» AIM OF THE EXERCISE
Note each line of the listing that contains the string "RENDA", and copy it.

» RECORD LIST
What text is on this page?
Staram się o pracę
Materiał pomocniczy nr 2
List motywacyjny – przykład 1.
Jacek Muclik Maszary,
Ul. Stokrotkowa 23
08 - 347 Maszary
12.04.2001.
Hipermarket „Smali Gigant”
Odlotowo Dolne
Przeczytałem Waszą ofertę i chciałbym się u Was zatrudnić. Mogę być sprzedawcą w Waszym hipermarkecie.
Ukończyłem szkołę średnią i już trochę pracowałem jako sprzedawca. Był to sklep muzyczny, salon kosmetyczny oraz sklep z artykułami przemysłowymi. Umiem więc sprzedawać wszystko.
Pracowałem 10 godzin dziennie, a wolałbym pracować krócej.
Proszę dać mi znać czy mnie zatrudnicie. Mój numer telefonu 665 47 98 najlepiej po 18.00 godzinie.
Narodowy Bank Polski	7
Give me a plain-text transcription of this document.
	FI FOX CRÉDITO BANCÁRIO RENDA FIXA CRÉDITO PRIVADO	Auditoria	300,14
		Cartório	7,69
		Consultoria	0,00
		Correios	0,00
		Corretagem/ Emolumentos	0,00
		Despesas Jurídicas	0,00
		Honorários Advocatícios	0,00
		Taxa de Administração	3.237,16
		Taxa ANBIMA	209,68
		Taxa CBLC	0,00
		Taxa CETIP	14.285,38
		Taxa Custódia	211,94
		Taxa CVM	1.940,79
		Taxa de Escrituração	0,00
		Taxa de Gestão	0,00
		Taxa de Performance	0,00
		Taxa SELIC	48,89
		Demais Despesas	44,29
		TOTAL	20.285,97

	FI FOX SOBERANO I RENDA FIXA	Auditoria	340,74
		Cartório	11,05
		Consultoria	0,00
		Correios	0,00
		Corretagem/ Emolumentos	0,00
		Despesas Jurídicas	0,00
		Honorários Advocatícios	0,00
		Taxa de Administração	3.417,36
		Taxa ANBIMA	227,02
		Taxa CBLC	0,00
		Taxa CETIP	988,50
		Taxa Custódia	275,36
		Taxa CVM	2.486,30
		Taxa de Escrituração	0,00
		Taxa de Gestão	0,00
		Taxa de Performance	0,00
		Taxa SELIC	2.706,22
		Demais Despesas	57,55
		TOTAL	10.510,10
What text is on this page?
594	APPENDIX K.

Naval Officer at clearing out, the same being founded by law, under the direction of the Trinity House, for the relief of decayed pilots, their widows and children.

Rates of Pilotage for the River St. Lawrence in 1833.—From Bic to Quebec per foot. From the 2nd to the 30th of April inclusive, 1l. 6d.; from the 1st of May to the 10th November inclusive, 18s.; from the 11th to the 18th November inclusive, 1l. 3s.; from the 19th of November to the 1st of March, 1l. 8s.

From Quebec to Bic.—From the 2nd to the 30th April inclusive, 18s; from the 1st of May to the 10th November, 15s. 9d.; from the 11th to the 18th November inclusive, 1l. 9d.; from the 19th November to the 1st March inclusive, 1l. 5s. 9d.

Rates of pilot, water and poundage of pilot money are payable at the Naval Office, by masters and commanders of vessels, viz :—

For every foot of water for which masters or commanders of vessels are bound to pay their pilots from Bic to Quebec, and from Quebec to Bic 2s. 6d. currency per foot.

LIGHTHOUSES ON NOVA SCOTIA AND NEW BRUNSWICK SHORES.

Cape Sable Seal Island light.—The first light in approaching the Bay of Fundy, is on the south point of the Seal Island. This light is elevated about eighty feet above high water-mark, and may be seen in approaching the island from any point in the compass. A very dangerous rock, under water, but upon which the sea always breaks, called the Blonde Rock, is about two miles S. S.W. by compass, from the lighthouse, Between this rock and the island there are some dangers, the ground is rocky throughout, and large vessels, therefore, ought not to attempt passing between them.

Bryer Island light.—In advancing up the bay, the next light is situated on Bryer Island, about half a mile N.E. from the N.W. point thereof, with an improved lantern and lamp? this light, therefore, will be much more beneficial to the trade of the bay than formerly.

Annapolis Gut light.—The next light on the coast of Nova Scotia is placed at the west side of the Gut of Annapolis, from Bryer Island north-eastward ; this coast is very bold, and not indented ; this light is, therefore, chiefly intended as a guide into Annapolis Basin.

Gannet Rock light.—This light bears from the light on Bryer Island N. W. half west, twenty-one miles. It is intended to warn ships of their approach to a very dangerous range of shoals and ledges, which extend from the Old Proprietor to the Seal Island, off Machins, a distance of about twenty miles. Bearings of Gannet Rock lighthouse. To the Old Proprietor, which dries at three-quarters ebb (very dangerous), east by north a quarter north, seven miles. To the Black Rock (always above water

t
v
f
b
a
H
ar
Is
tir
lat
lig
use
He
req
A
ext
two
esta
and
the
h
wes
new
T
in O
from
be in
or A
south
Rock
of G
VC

» THE ANSWER
	FI FOX CRÉDITO BANCÁRIO RENDA FIXA CRÉDITO PRIVADO	Auditoria	300,14
	FI FOX SOBERANO I RENDA FIXA	Auditoria	340,74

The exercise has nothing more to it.